## The problem
Of all the lines in the data below, how many contain "marker"? Report that number alone.

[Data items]
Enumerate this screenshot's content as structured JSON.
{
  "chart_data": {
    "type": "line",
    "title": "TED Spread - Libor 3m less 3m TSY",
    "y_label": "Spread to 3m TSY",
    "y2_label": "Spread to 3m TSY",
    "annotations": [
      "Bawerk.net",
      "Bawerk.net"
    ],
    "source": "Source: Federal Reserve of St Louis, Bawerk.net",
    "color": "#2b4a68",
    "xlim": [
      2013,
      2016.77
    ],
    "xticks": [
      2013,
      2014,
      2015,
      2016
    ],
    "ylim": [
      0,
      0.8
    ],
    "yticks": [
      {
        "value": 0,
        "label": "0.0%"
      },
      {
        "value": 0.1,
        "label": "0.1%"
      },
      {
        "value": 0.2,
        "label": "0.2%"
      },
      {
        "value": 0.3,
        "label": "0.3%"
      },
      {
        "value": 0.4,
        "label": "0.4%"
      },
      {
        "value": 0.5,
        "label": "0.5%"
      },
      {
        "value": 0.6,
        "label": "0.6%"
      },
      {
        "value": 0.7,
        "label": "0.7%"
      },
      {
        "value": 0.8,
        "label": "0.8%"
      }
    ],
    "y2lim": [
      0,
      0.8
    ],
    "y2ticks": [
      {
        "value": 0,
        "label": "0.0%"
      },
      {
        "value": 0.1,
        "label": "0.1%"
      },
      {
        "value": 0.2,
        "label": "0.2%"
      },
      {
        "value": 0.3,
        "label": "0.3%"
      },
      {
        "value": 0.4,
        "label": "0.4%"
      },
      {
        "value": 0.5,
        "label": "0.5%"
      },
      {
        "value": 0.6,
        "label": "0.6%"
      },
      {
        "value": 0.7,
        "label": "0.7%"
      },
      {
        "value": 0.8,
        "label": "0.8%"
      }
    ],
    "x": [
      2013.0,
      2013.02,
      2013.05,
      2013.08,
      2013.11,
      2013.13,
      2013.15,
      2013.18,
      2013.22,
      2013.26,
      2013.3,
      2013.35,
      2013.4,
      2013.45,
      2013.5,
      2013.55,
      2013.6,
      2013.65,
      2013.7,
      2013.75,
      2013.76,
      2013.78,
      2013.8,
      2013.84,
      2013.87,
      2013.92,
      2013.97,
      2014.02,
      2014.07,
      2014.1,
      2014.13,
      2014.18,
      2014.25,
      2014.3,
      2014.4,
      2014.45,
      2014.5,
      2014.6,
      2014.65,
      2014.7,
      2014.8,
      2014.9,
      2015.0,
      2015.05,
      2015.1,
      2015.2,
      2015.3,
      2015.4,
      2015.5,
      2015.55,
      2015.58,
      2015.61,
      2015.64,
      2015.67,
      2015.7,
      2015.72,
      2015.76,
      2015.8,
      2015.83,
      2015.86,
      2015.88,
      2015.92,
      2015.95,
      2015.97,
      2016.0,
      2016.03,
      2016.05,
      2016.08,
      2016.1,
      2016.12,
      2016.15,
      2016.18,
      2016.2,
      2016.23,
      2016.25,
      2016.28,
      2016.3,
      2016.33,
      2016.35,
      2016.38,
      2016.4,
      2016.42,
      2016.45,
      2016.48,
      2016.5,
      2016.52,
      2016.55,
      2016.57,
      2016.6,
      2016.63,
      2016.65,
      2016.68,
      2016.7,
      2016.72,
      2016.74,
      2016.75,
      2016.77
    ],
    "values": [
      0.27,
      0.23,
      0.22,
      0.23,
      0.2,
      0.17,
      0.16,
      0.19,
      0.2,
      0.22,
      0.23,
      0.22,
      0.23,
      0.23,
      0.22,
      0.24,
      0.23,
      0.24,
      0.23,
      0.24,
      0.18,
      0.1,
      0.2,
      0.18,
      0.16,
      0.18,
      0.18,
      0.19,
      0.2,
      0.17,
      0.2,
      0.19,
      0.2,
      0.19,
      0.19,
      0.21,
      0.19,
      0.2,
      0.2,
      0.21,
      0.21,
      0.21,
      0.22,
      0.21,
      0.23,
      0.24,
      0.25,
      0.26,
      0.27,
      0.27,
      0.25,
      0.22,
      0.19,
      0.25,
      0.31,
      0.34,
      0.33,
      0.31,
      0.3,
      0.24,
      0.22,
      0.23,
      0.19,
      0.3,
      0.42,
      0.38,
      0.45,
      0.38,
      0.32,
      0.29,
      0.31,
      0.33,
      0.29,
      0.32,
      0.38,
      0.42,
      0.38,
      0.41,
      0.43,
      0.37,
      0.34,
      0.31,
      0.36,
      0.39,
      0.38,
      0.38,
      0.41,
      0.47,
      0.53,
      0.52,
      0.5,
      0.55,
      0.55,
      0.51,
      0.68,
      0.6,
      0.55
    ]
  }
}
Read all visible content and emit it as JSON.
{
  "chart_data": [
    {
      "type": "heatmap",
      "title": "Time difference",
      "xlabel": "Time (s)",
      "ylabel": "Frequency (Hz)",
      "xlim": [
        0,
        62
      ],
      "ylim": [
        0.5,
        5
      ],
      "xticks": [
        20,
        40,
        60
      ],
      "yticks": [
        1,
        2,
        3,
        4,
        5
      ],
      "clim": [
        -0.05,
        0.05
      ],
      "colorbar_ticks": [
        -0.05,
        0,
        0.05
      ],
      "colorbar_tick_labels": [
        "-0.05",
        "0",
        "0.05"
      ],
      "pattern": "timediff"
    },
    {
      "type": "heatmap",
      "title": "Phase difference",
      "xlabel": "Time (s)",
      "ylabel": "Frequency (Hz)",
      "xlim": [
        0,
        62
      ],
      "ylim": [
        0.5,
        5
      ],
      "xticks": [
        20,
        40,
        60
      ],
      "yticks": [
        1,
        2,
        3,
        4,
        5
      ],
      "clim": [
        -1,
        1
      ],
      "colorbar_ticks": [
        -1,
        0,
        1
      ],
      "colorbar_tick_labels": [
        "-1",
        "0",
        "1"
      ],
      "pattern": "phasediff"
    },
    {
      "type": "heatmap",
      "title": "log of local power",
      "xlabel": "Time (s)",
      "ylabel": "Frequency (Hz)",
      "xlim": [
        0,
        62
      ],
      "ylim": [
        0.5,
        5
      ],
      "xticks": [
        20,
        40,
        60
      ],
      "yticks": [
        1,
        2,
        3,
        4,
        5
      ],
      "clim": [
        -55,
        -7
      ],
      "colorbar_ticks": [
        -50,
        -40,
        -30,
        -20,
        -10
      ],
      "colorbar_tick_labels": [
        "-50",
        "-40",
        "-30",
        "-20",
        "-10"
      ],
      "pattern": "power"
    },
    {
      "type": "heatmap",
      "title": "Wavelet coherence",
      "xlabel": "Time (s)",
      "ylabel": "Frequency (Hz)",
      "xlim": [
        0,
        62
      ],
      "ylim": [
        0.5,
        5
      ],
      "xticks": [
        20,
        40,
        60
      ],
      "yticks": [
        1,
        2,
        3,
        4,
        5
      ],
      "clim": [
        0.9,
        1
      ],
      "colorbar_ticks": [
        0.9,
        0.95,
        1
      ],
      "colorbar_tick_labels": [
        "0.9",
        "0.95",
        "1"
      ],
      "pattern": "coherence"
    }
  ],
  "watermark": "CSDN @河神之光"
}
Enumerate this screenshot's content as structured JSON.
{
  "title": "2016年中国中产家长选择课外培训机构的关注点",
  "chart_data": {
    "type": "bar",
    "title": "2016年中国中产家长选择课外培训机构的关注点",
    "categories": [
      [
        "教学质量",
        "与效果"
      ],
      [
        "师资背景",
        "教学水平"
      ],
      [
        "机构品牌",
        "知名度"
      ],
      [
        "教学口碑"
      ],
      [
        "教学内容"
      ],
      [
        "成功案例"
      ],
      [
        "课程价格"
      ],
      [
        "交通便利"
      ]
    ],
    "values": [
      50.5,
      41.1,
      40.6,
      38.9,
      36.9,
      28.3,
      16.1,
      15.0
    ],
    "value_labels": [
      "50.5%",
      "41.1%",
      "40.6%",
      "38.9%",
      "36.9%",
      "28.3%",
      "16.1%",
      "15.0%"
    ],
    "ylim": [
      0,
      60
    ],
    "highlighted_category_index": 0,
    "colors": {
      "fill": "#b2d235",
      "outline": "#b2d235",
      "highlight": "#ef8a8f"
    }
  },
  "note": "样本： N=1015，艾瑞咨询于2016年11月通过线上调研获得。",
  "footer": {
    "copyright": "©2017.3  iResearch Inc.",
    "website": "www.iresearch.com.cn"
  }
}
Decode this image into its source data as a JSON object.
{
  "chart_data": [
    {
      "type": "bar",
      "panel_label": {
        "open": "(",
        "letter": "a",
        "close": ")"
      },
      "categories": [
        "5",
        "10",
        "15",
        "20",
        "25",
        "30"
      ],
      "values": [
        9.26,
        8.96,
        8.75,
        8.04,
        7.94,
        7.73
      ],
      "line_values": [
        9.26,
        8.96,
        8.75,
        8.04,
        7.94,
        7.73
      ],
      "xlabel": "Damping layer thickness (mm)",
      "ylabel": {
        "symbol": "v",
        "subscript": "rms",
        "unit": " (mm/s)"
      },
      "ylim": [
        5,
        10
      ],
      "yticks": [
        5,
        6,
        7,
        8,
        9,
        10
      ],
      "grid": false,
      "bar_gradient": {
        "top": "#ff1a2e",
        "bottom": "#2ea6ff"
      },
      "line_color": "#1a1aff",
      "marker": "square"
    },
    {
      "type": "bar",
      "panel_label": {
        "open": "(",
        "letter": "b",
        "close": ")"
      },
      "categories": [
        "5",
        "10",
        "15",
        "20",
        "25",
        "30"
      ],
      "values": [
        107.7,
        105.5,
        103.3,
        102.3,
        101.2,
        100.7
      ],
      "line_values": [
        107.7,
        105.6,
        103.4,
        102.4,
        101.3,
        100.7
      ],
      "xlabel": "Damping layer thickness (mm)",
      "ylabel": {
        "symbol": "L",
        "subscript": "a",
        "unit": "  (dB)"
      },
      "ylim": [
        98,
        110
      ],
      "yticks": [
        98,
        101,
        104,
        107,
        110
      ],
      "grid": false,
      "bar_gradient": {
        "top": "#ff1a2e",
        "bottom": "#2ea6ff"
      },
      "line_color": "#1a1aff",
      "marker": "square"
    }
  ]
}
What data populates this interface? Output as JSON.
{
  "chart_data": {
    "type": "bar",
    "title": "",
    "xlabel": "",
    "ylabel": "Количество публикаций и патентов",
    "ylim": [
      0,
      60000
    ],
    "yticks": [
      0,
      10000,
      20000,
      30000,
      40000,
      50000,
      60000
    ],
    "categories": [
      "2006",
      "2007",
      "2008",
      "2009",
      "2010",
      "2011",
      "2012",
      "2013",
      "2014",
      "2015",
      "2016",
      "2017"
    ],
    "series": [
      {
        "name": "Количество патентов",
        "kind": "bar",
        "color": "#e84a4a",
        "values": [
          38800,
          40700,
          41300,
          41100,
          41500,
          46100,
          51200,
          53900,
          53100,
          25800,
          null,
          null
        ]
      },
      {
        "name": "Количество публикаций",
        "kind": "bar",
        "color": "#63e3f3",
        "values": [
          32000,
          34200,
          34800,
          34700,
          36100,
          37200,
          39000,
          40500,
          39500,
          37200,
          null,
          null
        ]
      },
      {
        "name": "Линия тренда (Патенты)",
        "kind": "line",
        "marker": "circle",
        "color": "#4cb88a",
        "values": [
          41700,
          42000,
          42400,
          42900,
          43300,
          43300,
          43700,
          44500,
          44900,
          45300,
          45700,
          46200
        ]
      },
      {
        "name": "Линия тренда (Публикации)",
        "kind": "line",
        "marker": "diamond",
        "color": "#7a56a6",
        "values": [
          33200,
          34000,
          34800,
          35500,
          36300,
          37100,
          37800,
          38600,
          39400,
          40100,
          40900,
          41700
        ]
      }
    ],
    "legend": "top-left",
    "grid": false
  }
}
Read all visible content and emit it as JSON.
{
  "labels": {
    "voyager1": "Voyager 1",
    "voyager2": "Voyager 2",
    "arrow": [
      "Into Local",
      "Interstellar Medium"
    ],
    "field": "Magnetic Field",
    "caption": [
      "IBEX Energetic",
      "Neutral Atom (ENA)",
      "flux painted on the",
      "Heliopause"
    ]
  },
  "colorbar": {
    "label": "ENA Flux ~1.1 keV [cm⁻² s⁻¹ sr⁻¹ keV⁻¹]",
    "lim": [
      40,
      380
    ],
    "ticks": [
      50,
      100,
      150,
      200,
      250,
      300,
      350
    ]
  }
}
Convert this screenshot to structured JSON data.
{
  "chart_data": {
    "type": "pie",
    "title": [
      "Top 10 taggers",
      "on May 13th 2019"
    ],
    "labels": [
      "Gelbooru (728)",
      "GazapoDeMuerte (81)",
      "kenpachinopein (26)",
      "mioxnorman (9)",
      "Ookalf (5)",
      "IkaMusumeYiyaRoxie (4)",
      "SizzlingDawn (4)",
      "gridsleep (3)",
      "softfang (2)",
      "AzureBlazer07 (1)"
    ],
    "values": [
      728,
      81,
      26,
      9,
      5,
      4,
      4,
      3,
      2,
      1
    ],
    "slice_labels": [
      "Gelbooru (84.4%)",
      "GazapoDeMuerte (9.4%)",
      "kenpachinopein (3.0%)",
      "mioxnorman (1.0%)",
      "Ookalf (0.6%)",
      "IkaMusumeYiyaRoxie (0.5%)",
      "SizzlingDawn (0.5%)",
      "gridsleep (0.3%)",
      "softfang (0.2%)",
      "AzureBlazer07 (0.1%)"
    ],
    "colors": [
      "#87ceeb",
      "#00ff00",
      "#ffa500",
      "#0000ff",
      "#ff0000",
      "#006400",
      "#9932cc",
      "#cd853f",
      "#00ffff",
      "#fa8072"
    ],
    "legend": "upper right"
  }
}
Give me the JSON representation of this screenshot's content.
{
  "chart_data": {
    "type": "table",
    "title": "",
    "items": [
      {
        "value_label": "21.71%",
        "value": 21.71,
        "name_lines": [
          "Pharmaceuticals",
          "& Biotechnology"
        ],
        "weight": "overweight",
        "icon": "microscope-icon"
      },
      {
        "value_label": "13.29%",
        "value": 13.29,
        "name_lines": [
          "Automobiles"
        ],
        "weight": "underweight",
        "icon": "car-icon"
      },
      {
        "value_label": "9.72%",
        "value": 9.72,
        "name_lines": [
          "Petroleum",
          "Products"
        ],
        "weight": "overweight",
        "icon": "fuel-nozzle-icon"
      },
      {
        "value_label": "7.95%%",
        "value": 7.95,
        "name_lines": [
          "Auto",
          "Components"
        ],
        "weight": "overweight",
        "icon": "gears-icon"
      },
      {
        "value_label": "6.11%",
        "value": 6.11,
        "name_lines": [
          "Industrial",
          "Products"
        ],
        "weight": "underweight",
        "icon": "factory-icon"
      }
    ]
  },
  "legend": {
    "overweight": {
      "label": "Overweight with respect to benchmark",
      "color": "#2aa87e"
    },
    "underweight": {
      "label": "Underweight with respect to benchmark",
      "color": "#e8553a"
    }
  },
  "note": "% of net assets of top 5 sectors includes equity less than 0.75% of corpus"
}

## Worked solution
4